--- start ---
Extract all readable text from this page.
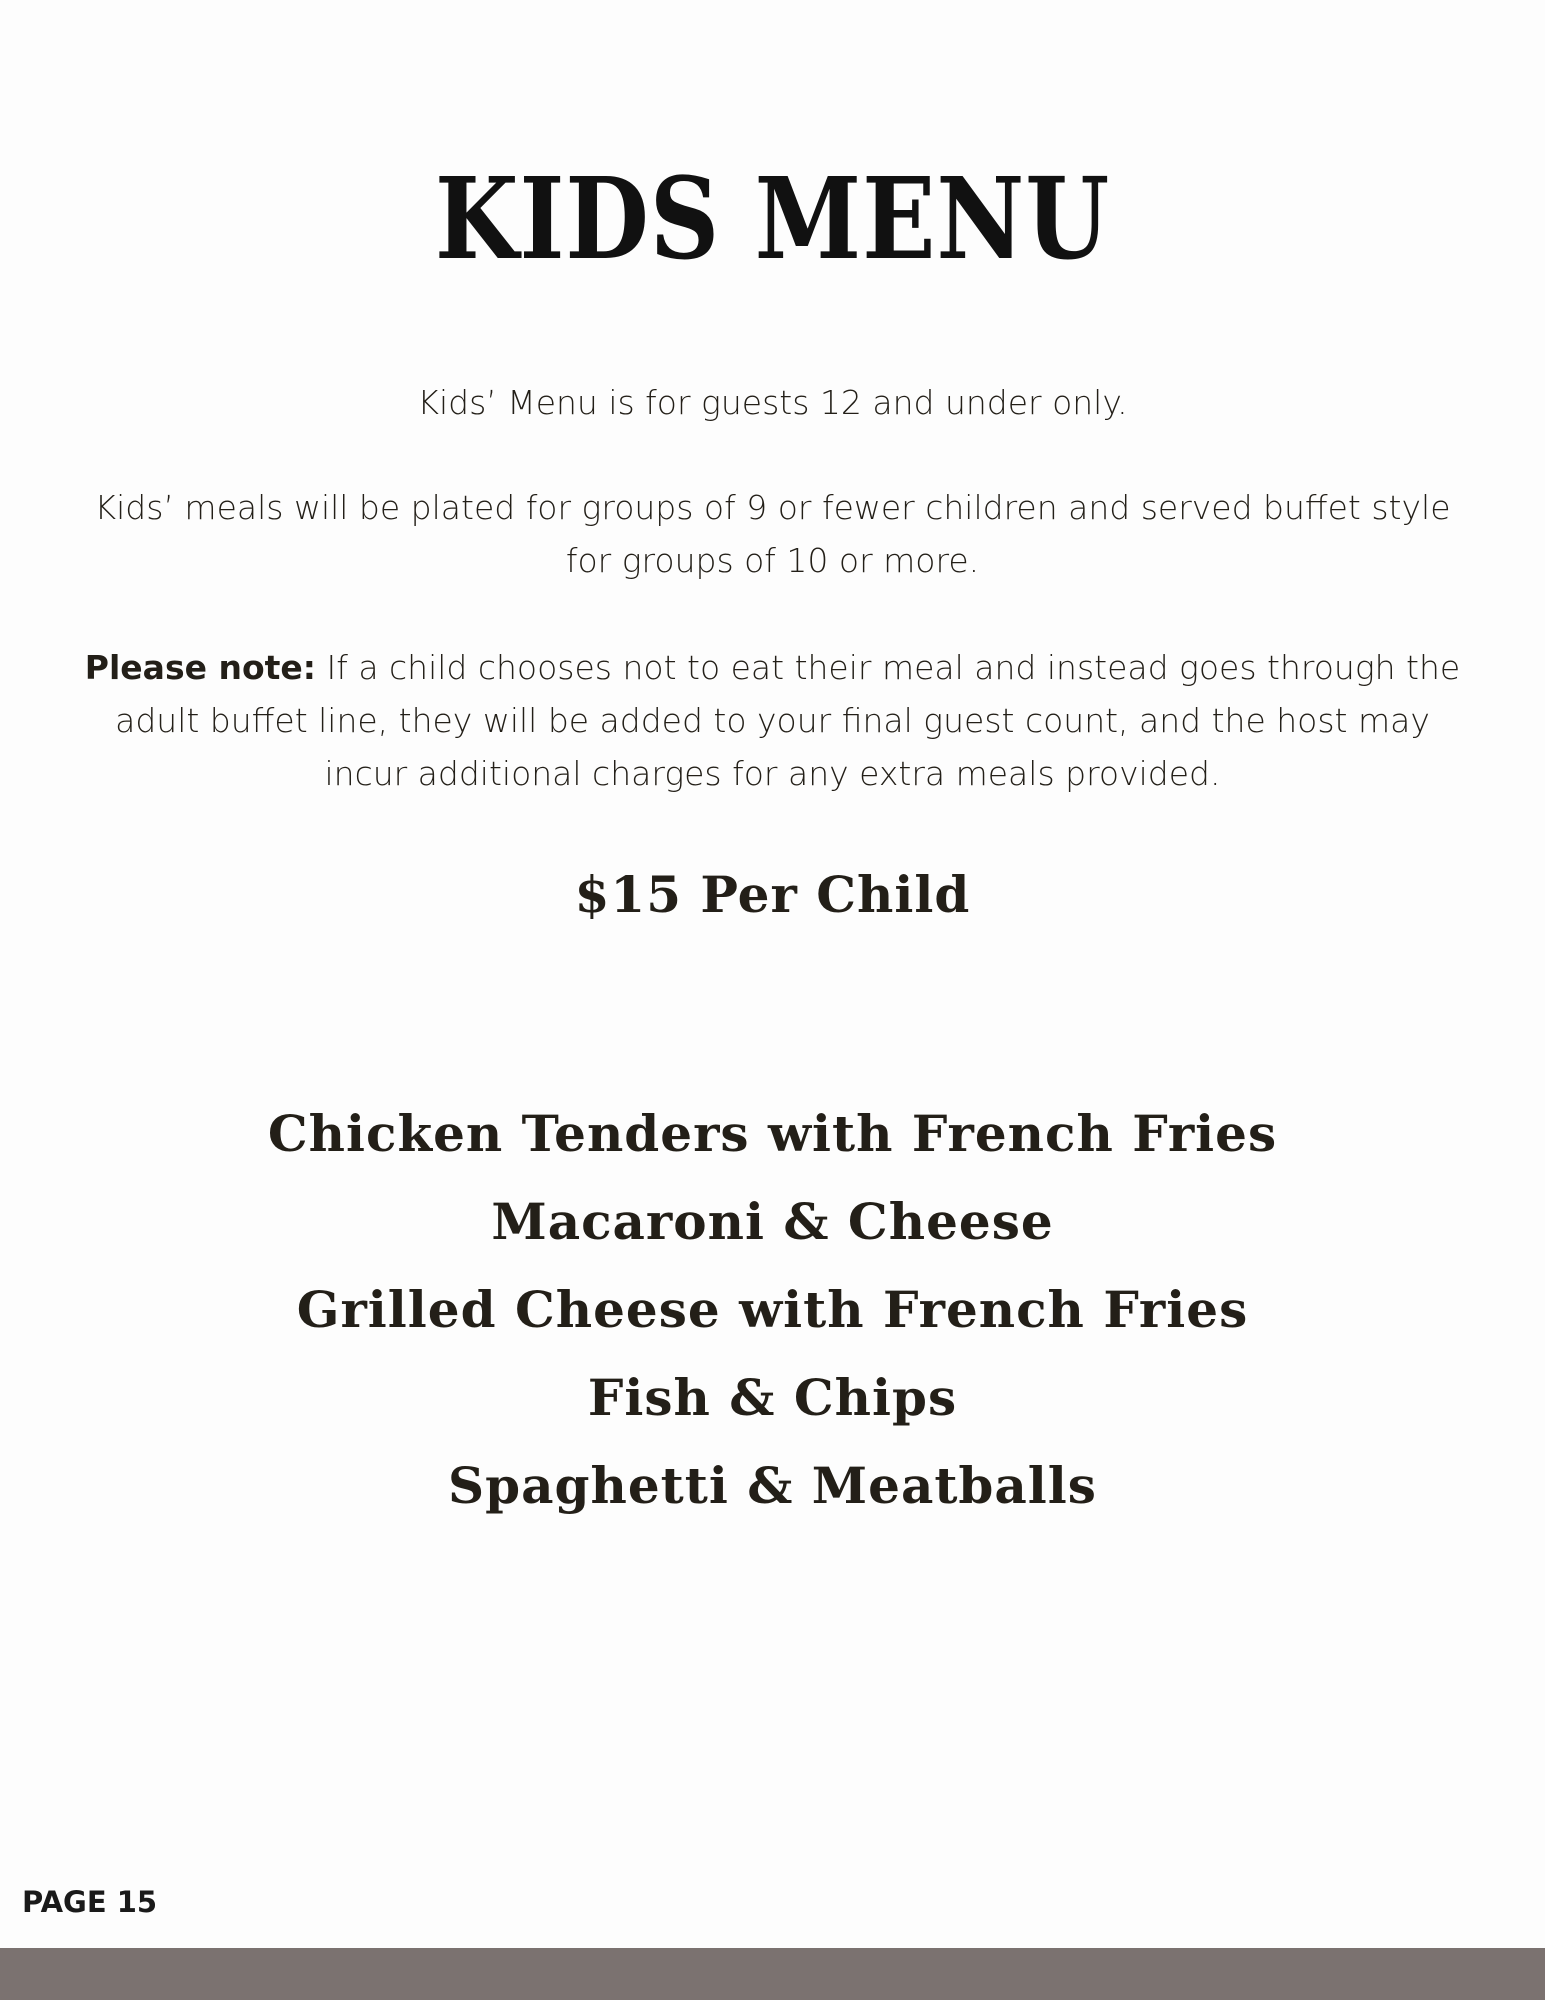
KIDS MENU

Kids’ Menu is for guests 12 and under only.

Kids’ meals will be plated for groups of 9 or fewer children and served buffet style for groups of 10 or more.

Please note: If a child chooses not to eat their meal and instead goes through the adult buffet line, they will be added to your final guest count, and the host may incur additional charges for any extra meals provided.

$15 Per Child
Chicken Tenders with French Fries
Macaroni & Cheese
Grilled Cheese with French Fries
Fish & Chips
Spaghetti & Meatballs
PAGE 15
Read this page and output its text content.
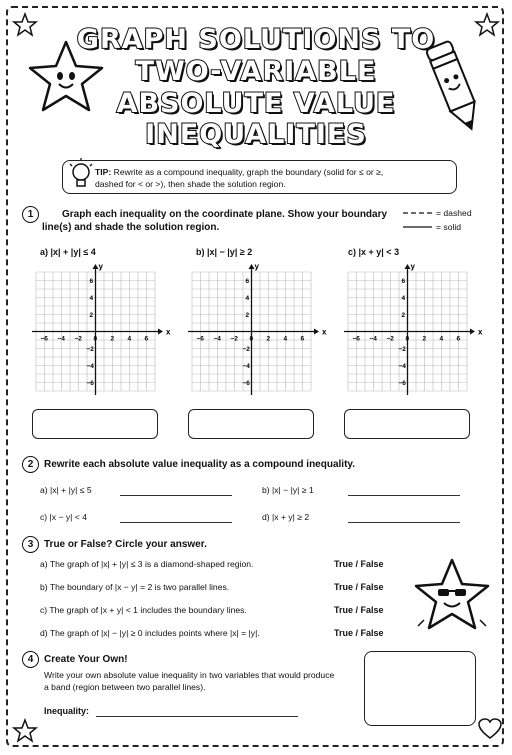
GRAPH SOLUTIONS TO
TWO-VARIABLE
ABSOLUTE VALUE
INEQUALITIES
TIP: Rewrite as a compound inequality, graph the boundary (solid for ≤ or ≥,
dashed for < or >), then shade the solution region.
1	Graph each inequality on the coordinate plane. Show your boundary
line(s) and shade the solution region.
= dashed
= solid
a) |x| + |y| ≤ 4	b) |x| − |y| ≥ 2	c) |x + y| < 3
x
y
−6 −4 −2 0 2 4 6
6
4
2
−2
−4
−6
x
y
−6 −4 −2 0 2 4 6
6
4
2
−2
−4
−6
x
y
−6 −4 −2 0 2 4 6
6
4
2
−2
−4
−6
2	Rewrite each absolute value inequality as a compound inequality.
a) |x| + |y| ≤ 5	b) |x| − |y| ≥ 1
c) |x − y| < 4	d) |x + y| ≥ 2
3	True or False? Circle your answer.
a) The graph of |x| + |y| ≤ 3 is a diamond-shaped region.	True / False
b) The boundary of |x − y| = 2 is two parallel lines.	True / False
c) The graph of |x + y| < 1 includes the boundary lines.	True / False
d) The graph of |x| − |y| ≥ 0 includes points where |x| = |y|.	True / False
4	Create Your Own!
Write your own absolute value inequality in two variables that would produce
a band (region between two parallel lines).
Inequality:
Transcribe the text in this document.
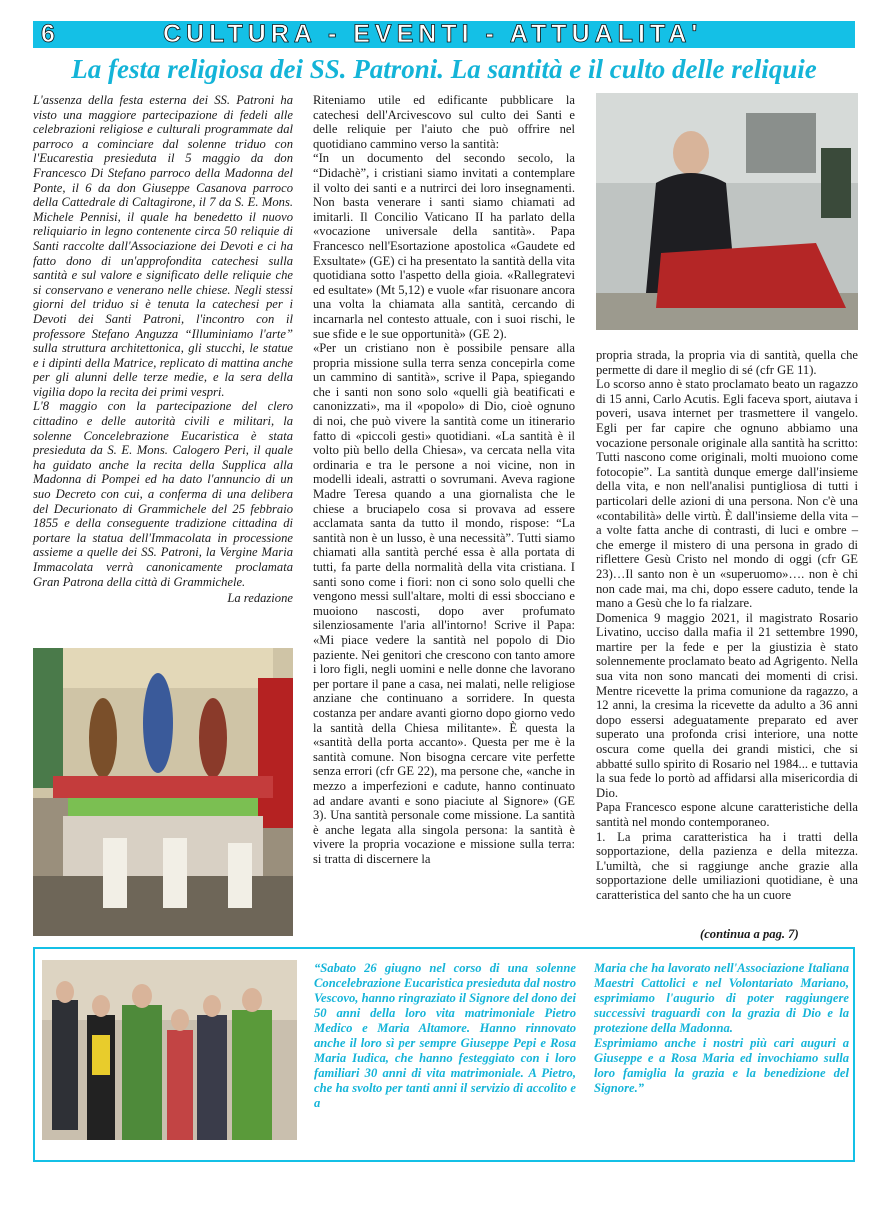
6	CULTURA - EVENTI - ATTUALITA'
La festa religiosa dei SS. Patroni. La santità e il culto delle reliquie

L'assenza della festa esterna dei SS. Patroni ha visto una maggiore partecipazione di fedeli alle celebrazioni religiose e culturali programmate dal parroco a cominciare dal solenne triduo con l'Eucarestia presieduta il 5 maggio da don Francesco Di Stefano parroco della Madonna del Ponte, il 6 da don Giuseppe Casanova parroco della Cattedrale di Caltagirone, il 7 da S. E. Mons. Michele Pennisi, il quale ha benedetto il nuovo reliquiario in legno contenente circa 50 reliquie di Santi raccolte dall'Associazione dei Devoti e ci ha fatto dono di un'approfondita catechesi sulla santità e sul valore e significato delle reliquie che si conservano e venerano nelle chiese. Negli stessi giorni del triduo si è tenuta la catechesi per i Devoti dei Santi Patroni, l'incontro con il professore Stefano Anguzza “Illuminiamo l'arte” sulla struttura architettonica, gli stucchi, le statue e i dipinti della Matrice, replicato di mattina anche per gli alunni delle terze medie, e la sera della vigilia dopo la recita dei primi vespri.

L'8 maggio con la partecipazione del clero cittadino e delle autorità civili e militari, la solenne Concelebrazione Eucaristica è stata presieduta da S. E. Mons. Calogero Peri, il quale ha guidato anche la recita della Supplica alla Madonna di Pompei ed ha dato l'annuncio di un suo Decreto con cui, a conferma di una delibera del Decurionato di Grammichele del 25 febbraio 1855 e della conseguente tradizione cittadina di portare la statua dell'Immacolata in processione assieme a quelle dei SS. Patroni, la Vergine Maria Immacolata verrà canonicamente proclamata Gran Patrona della città di Grammichele.

La redazione

Riteniamo utile ed edificante pubblicare la catechesi dell'Arcivescovo sul culto dei Santi e delle reliquie per l'aiuto che può offrire nel quotidiano cammino verso la santità:

“In un documento del secondo secolo, la “Didachè”, i cristiani siamo invitati a contemplare il volto dei santi e a nutrirci dei loro insegnamenti. Non basta venerare i santi siamo chiamati ad imitarli. Il Concilio Vaticano II ha parlato della «vocazione universale della santità». Papa Francesco nell'Esortazione apostolica «Gaudete ed Exsultate» (GE) ci ha presentato la santità della vita quotidiana sotto l'aspetto della gioia. «Rallegratevi ed esultate» (Mt 5,12) e vuole «far risuonare ancora una volta la chiamata alla santità, cercando di incarnarla nel contesto attuale, con i suoi rischi, le sue sfide e le sue opportunità» (GE 2).

«Per un cristiano non è possibile pensare alla propria missione sulla terra senza concepirla come un cammino di santità», scrive il Papa, spiegando che i santi non sono solo «quelli già beatificati e canonizzati», ma il «popolo» di Dio, cioè ognuno di noi, che può vivere la santità come un itinerario fatto di «piccoli gesti» quotidiani. «La santità è il volto più bello della Chiesa», va cercata nella vita ordinaria e tra le persone a noi vicine, non in modelli ideali, astratti o sovrumani. Aveva ragione Madre Teresa quando a una giornalista che le chiese a bruciapelo cosa si provava ad essere acclamata santa da tutto il mondo, rispose: “La santità non è un lusso, è una necessità”. Tutti siamo chiamati alla santità perché essa è alla portata di tutti, fa parte della normalità della vita cristiana. I santi sono come i fiori: non ci sono solo quelli che vengono messi sull'altare, molti di essi sbocciano e muoiono nascosti, dopo aver profumato silenziosamente l'aria all'intorno! Scrive il Papa: «Mi piace vedere la santità nel popolo di Dio paziente. Nei genitori che crescono con tanto amore i loro figli, negli uomini e nelle donne che lavorano per portare il pane a casa, nei malati, nelle religiose anziane che continuano a sorridere. In questa costanza per andare avanti giorno dopo giorno vedo la santità della Chiesa militante». È questa la «santità della porta accanto». Questa per me è la santità comune. Non bisogna cercare vite perfette senza errori (cfr GE 22), ma persone che, «anche in mezzo a imperfezioni e cadute, hanno continuato ad andare avanti e sono piaciute al Signore» (GE 3). Una santità personale come missione. La santità è anche legata alla singola persona: la santità è vivere la propria vocazione e missione sulla terra: si tratta di discernere la

propria strada, la propria via di santità, quella che permette di dare il meglio di sé (cfr GE 11).

Lo scorso anno è stato proclamato beato un ragazzo di 15 anni, Carlo Acutis. Egli faceva sport, aiutava i poveri, usava internet per trasmettere il vangelo. Egli per far capire che ognuno abbiamo una vocazione personale originale alla santità ha scritto: Tutti nascono come originali, molti muoiono come fotocopie”. La santità dunque emerge dall'insieme della vita, e non nell'analisi puntigliosa di tutti i particolari delle azioni di una persona. Non c'è una «contabilità» delle virtù. È dall'insieme della vita – a volte fatta anche di contrasti, di luci e ombre – che emerge il mistero di una persona in grado di riflettere Gesù Cristo nel mondo di oggi (cfr GE 23)…Il santo non è un «superuomo»…. non è chi non cade mai, ma chi, dopo essere caduto, tende la mano a Gesù che lo fa rialzare.

Domenica 9 maggio 2021, il magistrato Rosario Livatino, ucciso dalla mafia il 21 settembre 1990, martire per la fede e per la giustizia è stato solennemente proclamato beato ad Agrigento. Nella sua vita non sono mancati dei momenti di crisi. Mentre ricevette la prima comunione da ragazzo, a 12 anni, la cresima la ricevette da adulto a 36 anni dopo essersi adeguatamente preparato ed aver superato una profonda crisi interiore, una notte oscura come quella dei grandi mistici, che si abbatté sullo spirito di Rosario nel 1984... e tuttavia la sua fede lo portò ad affidarsi alla misericordia di Dio.

Papa Francesco espone alcune caratteristiche della santità nel mondo contemporaneo.

1. La prima caratteristica ha i tratti della sopportazione, della pazienza e della mitezza. L'umiltà, che si raggiunge anche grazie alla sopportazione delle umiliazioni quotidiane, è una caratteristica del santo che ha un cuore

(continua a pag. 7)

“Sabato 26 giugno nel corso di una solenne Concelebrazione Eucaristica presieduta dal nostro Vescovo, hanno ringraziato il Signore del dono dei 50 anni della loro vita matrimoniale Pietro Medico e Maria Altamore. Hanno rinnovato anche il loro sì per sempre Giuseppe Pepi e Rosa Maria Iudica, che hanno festeggiato con i loro familiari 30 anni di vita matrimoniale. A Pietro, che ha svolto per tanti anni il servizio di accolito e a

Maria che ha lavorato nell'Associazione Italiana Maestri Cattolici e nel Volontariato Mariano, esprimiamo l'augurio di poter raggiungere successivi traguardi con la grazia di Dio e la protezione della Madonna.

Esprimiamo anche i nostri più cari auguri a Giuseppe e a Rosa Maria ed invochiamo sulla loro famiglia la grazia e la benedizione del Signore.”
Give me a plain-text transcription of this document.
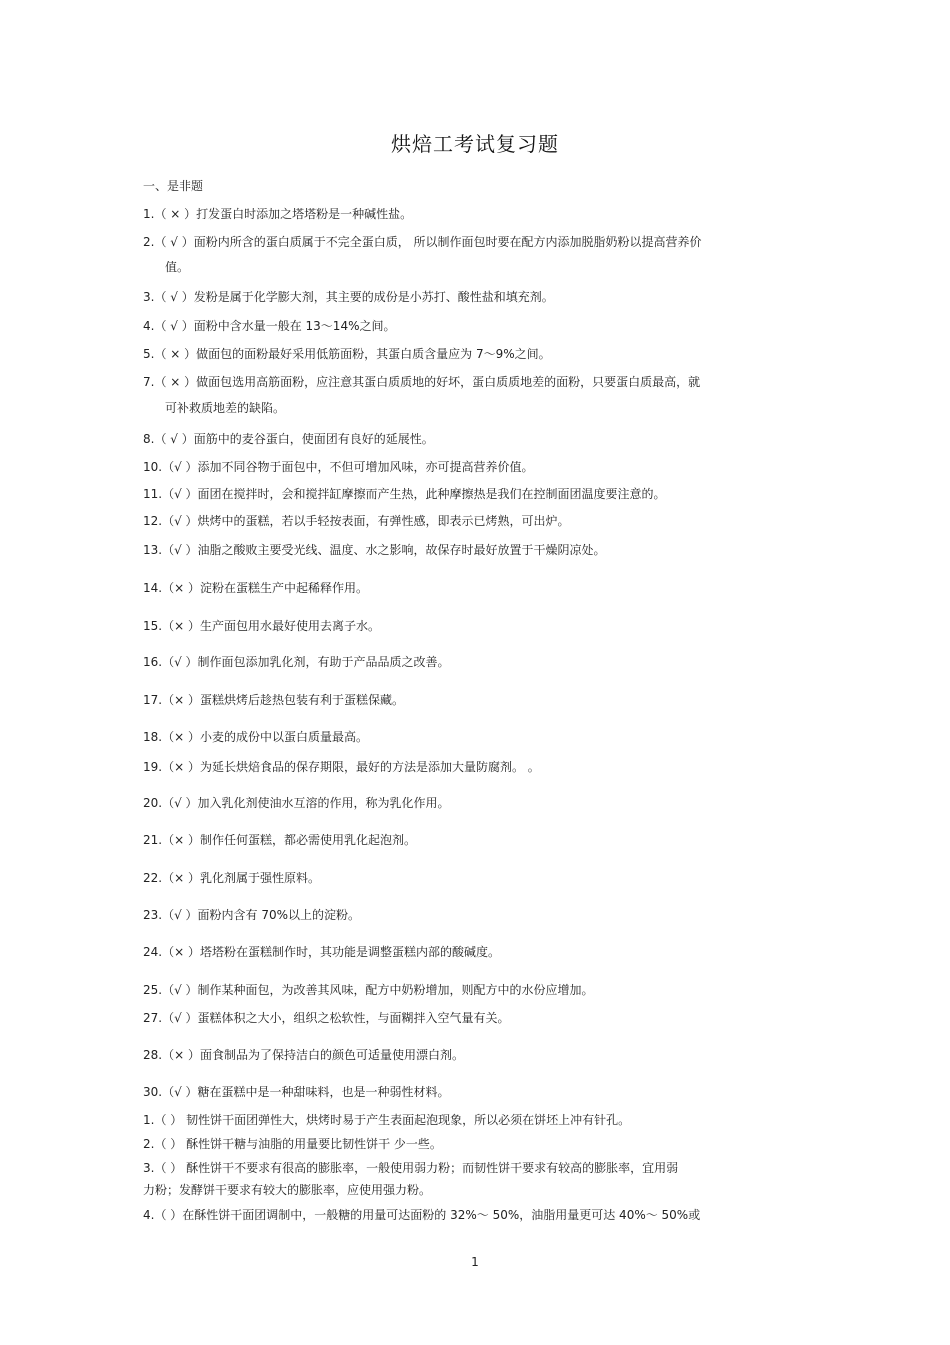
烘焙工考试复习题
一、是非题
1.（ × ）打发蛋白时添加之塔塔粉是一种碱性盐。
2.（ √ ）面粉内所含的蛋白质属于不完全蛋白质， 所以制作面包时要在配方内添加脱脂奶粉以提高营养价
值。
3.（ √ ）发粉是属于化学膨大剂，其主要的成份是小苏打、酸性盐和填充剂。
4.（ √ ）面粉中含水量一般在 13～14%之间。
5.（ × ）做面包的面粉最好采用低筋面粉，其蛋白质含量应为 7～9%之间。
7.（ × ）做面包选用高筋面粉，应注意其蛋白质质地的好坏，蛋白质质地差的面粉，只要蛋白质最高，就
可补救质地差的缺陷。
8.（ √ ）面筋中的麦谷蛋白，使面团有良好的延展性。
10.（√ ）添加不同谷物于面包中，不但可增加风味，亦可提高营养价值。
11.（√ ）面团在搅拌时，会和搅拌缸摩擦而产生热，此种摩擦热是我们在控制面团温度要注意的。
12.（√ ）烘烤中的蛋糕，若以手轻按表面，有弹性感，即表示已烤熟，可出炉。
13.（√ ）油脂之酸败主要受光线、温度、水之影响，故保存时最好放置于干燥阴凉处。
14.（× ）淀粉在蛋糕生产中起稀释作用。
15.（× ）生产面包用水最好使用去离子水。
16.（√ ）制作面包添加乳化剂，有助于产品品质之改善。
17.（× ）蛋糕烘烤后趁热包装有利于蛋糕保藏。
18.（× ）小麦的成份中以蛋白质量最高。
19.（× ）为延长烘焙食品的保存期限，最好的方法是添加大量防腐剂。 。
20.（√ ）加入乳化剂使油水互溶的作用，称为乳化作用。
21.（× ）制作任何蛋糕，都必需使用乳化起泡剂。
22.（× ）乳化剂属于强性原料。
23.（√ ）面粉内含有 70%以上的淀粉。
24.（× ）塔塔粉在蛋糕制作时，其功能是调整蛋糕内部的酸碱度。
25.（√ ）制作某种面包，为改善其风味，配方中奶粉增加，则配方中的水份应增加。
27.（√ ）蛋糕体积之大小，组织之松软性，与面糊拌入空气量有关。
28.（× ）面食制品为了保持洁白的颜色可适量使用漂白剂。
30.（√ ）糖在蛋糕中是一种甜味料，也是一种弱性材料。
1.（ ） 韧性饼干面团弹性大，烘烤时易于产生表面起泡现象，所以必须在饼坯上冲有针孔。
2.（ ） 酥性饼干糖与油脂的用量要比韧性饼干 少一些。
3.（ ） 酥性饼干不要求有很高的膨胀率，一般使用弱力粉；而韧性饼干要求有较高的膨胀率，宜用弱
力粉；发酵饼干要求有较大的膨胀率，应使用强力粉。
4.（ ）在酥性饼干面团调制中，一般糖的用量可达面粉的 32%～ 50%，油脂用量更可达 40%～ 50%或
1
--- end ---
▶ **WORK TO DO**
In the entries above, find each line with the word "boundary" and copy it.

▶ **WRITTEN ANSWER**
TIP: Rewrite as a compound inequality, graph the boundary (solid for ≤ or ≥,
1	Graph each inequality on the coordinate plane. Show your boundary
b) The boundary of |x − y| = 2 is two parallel lines.	True / False
c) The graph of |x + y| < 1 includes the boundary lines.	True / False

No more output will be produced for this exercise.